** GOAL **
Pull out every line from the listing that has the word "this".

** PROVIDED DATA **
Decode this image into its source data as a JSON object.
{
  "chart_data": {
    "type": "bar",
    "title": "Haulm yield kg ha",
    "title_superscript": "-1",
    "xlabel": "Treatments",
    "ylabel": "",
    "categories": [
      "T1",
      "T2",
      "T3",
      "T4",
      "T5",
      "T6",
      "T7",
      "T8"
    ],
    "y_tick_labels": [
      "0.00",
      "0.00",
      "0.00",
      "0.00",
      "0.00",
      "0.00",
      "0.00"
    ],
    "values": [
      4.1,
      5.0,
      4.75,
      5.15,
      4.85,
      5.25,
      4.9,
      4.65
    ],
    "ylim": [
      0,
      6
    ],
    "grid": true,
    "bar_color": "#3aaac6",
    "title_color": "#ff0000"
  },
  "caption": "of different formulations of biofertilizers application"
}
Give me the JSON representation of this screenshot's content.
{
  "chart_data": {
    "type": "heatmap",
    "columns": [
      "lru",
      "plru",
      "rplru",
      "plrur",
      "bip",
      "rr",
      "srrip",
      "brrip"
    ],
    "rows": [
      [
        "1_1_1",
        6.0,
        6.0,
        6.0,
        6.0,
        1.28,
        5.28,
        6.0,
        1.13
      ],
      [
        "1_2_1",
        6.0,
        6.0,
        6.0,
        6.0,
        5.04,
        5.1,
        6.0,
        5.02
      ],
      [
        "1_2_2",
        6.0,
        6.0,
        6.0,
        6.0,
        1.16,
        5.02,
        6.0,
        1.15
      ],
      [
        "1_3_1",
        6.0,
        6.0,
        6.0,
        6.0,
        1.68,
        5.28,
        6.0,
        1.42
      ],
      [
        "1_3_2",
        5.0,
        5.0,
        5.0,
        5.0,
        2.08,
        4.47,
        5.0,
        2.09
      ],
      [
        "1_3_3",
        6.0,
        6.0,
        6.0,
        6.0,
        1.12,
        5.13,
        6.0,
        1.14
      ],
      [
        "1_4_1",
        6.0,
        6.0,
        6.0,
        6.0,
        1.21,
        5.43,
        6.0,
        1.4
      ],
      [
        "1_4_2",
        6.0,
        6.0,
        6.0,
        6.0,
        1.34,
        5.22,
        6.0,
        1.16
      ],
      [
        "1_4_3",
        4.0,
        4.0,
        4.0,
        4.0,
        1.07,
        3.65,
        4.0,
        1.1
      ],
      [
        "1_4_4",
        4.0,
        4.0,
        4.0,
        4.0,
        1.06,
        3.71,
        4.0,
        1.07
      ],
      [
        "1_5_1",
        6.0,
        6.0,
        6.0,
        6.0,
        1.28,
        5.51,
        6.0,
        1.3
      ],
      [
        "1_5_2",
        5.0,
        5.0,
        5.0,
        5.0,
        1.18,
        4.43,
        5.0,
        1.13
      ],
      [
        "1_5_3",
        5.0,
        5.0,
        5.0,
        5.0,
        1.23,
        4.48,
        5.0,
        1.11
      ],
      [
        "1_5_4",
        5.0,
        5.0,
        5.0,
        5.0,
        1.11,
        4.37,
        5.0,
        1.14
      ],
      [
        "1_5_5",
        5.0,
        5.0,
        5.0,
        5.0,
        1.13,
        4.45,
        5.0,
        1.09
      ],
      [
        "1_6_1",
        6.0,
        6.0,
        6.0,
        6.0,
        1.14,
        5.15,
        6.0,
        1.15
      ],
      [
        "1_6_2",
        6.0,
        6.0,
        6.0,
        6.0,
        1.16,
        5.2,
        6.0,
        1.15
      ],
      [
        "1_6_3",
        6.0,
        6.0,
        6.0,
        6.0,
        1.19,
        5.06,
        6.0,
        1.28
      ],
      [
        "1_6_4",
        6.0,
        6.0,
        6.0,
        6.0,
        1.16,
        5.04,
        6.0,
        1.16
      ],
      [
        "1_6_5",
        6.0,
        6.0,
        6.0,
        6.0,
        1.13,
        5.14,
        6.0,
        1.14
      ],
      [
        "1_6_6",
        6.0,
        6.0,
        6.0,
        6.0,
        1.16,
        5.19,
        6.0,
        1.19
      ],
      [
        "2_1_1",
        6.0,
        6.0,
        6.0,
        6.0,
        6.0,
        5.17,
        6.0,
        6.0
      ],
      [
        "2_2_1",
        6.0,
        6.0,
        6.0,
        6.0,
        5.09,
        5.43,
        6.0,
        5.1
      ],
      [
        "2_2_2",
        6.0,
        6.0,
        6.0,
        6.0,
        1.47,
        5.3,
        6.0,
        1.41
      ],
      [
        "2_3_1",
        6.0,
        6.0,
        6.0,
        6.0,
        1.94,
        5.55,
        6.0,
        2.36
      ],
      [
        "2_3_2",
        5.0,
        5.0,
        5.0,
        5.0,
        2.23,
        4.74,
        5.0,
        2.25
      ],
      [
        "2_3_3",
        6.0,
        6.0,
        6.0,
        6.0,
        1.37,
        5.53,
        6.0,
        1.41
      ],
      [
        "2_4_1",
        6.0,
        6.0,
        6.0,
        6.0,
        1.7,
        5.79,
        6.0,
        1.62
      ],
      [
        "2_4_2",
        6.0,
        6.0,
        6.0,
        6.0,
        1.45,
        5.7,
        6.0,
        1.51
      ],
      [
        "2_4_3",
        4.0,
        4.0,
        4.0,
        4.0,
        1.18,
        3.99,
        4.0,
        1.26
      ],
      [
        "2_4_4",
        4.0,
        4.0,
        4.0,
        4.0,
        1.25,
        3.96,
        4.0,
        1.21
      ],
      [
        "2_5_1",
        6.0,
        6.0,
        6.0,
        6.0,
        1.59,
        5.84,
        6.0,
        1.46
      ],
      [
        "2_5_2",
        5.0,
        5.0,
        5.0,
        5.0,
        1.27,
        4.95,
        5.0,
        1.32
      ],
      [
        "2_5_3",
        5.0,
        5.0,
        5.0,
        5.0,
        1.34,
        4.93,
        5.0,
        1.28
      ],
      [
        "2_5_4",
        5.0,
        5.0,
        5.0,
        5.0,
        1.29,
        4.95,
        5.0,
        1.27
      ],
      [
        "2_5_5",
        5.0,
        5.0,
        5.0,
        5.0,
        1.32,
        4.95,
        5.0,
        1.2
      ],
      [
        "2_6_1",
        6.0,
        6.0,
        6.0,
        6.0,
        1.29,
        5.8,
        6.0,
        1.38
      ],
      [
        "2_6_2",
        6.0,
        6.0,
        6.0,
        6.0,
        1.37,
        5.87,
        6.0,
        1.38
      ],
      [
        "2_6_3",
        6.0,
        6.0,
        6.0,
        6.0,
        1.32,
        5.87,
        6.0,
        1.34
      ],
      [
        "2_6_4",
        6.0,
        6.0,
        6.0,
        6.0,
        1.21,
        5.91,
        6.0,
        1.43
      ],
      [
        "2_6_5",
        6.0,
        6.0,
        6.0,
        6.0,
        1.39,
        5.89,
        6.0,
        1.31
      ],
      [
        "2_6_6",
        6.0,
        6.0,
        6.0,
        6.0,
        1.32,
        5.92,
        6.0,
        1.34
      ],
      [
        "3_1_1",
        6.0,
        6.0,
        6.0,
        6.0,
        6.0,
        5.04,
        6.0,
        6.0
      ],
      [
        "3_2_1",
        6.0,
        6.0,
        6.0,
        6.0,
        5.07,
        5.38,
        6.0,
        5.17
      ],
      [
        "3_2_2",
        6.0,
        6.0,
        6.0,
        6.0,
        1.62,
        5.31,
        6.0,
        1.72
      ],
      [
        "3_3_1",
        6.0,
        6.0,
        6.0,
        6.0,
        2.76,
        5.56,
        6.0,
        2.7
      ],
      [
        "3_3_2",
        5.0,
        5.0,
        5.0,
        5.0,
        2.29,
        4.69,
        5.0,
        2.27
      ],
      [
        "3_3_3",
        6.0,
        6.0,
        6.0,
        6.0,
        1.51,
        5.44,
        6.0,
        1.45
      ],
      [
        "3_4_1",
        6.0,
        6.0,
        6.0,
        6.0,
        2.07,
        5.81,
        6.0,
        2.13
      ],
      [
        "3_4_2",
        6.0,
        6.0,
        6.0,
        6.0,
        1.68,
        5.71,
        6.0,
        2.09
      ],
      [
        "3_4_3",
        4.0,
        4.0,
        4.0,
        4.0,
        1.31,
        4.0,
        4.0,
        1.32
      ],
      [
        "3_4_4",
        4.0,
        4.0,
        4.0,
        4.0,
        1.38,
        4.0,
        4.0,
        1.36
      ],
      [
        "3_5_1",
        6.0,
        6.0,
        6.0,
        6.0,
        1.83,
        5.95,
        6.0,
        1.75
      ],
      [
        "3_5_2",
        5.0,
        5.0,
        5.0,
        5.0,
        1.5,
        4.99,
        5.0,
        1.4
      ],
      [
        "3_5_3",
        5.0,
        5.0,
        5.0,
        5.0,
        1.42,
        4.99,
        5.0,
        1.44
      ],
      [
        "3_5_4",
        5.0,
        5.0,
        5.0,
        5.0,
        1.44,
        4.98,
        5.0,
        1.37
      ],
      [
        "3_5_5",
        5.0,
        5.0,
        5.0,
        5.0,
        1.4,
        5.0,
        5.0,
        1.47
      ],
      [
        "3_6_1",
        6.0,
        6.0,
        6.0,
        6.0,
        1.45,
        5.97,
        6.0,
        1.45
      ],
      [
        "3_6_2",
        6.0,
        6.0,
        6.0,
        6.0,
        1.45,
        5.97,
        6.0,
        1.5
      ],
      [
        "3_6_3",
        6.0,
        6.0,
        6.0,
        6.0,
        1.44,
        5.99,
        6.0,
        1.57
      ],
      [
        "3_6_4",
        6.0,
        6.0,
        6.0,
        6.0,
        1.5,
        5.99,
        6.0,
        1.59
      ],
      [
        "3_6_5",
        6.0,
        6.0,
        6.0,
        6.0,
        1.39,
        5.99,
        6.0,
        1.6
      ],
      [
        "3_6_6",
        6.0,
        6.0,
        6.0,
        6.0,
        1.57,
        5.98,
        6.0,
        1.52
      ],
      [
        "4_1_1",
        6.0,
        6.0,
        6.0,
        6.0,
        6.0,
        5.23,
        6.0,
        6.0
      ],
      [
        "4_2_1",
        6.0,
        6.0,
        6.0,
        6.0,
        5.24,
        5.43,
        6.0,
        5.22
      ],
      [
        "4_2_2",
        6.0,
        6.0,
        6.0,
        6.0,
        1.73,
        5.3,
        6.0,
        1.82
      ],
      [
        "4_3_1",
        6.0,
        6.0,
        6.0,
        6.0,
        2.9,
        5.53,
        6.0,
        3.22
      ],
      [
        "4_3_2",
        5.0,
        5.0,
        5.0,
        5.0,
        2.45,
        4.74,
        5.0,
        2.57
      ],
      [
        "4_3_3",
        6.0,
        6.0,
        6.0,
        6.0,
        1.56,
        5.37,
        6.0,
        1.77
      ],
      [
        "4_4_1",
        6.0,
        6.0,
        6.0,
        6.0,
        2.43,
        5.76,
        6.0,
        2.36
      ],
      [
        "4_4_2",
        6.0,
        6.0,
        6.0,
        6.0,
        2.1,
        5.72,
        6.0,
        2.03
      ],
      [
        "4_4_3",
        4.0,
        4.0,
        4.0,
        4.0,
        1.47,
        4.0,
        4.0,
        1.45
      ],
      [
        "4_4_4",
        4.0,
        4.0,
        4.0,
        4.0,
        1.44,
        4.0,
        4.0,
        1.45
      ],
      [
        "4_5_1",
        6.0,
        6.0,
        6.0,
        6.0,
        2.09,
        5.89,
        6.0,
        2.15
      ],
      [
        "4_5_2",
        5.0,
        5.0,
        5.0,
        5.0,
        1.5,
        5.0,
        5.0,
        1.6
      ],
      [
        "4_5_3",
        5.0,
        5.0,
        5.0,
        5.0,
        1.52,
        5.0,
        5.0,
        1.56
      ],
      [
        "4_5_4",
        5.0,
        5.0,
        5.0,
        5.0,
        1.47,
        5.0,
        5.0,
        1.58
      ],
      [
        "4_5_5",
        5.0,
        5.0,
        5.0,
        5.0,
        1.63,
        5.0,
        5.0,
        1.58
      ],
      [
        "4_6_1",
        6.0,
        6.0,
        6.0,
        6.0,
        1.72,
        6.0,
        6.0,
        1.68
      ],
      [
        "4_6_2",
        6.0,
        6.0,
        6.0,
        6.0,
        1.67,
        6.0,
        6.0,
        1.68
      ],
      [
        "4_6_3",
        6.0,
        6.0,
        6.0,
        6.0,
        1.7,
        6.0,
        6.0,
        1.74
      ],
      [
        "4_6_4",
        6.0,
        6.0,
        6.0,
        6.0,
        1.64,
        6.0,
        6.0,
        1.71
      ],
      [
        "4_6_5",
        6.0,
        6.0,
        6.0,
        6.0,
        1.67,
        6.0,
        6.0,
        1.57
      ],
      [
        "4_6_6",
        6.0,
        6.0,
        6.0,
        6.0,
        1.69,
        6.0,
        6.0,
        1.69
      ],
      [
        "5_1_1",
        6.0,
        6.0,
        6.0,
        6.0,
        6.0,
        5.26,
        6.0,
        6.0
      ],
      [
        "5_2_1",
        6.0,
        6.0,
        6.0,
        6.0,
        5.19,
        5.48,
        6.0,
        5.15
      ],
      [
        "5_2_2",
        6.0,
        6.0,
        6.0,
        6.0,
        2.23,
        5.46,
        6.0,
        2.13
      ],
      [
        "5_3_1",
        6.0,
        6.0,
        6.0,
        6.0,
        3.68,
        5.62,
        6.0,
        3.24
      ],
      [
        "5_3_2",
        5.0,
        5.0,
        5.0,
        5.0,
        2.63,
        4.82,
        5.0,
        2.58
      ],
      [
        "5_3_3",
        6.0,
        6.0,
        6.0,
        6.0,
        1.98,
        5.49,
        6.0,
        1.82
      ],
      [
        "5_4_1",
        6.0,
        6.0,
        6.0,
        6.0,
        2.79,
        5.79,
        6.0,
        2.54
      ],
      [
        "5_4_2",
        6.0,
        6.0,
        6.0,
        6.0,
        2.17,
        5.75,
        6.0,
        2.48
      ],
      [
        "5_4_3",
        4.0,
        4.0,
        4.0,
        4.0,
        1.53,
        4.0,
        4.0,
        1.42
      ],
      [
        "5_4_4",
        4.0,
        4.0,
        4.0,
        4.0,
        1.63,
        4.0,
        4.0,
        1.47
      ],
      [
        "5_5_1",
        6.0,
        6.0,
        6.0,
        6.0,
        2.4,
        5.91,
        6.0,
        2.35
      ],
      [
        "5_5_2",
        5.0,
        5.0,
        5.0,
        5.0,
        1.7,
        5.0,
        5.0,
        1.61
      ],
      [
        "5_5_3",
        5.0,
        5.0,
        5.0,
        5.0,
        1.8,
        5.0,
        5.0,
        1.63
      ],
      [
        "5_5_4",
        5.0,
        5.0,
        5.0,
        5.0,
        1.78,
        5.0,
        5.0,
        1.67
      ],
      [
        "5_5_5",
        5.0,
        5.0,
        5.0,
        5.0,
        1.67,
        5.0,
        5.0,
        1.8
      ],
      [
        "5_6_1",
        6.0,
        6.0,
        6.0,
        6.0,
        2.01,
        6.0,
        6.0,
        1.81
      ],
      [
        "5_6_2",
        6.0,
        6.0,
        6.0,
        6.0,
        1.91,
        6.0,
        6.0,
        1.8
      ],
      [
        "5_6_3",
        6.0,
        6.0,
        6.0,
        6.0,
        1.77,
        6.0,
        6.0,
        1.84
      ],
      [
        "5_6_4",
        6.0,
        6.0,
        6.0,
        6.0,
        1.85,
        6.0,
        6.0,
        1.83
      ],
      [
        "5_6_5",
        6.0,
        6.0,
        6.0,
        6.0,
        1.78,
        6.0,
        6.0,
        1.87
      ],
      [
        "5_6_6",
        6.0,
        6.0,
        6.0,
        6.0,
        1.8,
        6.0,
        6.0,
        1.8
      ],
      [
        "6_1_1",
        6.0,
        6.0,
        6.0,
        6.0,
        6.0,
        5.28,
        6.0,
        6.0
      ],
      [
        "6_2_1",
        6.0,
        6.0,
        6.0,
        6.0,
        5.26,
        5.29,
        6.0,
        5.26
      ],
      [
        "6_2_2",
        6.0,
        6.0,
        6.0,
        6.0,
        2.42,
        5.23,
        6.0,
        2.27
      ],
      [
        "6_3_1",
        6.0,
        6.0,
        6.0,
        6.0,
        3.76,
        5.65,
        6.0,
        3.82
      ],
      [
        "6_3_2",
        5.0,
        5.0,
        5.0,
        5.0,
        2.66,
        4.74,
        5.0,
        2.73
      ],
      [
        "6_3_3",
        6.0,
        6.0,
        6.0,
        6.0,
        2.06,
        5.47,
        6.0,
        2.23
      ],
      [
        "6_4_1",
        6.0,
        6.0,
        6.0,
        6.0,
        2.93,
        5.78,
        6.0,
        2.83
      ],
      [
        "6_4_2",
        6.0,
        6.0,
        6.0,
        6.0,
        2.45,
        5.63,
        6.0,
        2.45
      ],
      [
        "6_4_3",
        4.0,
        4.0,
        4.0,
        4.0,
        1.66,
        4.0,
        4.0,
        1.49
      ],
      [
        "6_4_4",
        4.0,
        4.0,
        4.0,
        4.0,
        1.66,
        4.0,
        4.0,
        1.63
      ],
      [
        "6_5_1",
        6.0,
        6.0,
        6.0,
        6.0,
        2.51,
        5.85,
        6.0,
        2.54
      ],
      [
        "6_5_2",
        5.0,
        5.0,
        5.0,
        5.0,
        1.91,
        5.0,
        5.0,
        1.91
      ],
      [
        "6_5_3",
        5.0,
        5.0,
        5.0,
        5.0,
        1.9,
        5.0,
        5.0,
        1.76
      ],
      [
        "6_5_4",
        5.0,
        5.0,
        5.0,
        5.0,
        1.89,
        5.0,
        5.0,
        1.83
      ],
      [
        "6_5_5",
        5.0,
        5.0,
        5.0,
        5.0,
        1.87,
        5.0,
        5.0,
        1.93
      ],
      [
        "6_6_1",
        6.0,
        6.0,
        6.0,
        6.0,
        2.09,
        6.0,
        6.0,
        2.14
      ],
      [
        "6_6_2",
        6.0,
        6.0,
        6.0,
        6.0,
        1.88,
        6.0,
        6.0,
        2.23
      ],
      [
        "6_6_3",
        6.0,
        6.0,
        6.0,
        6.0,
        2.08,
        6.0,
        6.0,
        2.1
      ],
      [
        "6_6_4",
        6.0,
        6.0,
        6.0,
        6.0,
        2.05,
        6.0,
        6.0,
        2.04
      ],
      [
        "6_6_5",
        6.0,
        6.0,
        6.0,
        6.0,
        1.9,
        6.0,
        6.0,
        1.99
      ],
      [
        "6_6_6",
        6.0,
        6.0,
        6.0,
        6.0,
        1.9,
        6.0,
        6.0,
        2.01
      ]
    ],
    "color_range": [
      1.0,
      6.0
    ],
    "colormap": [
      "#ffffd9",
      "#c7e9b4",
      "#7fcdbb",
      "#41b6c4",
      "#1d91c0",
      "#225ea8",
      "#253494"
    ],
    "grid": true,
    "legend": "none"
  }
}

** RESPONSE BELOW **
Decode this image into its source data as a JSON object.
Give me the JSON representation of this screenshot's content.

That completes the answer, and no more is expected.